# Start of DATASET

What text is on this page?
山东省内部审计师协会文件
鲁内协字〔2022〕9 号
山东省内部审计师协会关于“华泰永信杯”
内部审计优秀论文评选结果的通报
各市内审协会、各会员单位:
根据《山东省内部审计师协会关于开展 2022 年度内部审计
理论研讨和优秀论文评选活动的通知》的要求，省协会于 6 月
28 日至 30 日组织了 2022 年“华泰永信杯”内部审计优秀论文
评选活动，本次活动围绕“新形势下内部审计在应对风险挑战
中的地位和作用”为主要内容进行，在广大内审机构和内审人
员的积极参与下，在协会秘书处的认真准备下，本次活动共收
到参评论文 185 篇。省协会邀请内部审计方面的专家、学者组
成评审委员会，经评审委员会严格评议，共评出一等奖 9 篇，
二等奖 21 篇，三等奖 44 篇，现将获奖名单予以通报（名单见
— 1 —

# End of DATASET

YOUR INSTRUCTIONS: How many lines in the listing above contain the string "华泰永信杯"? Answer with the number only.

REPLY: 2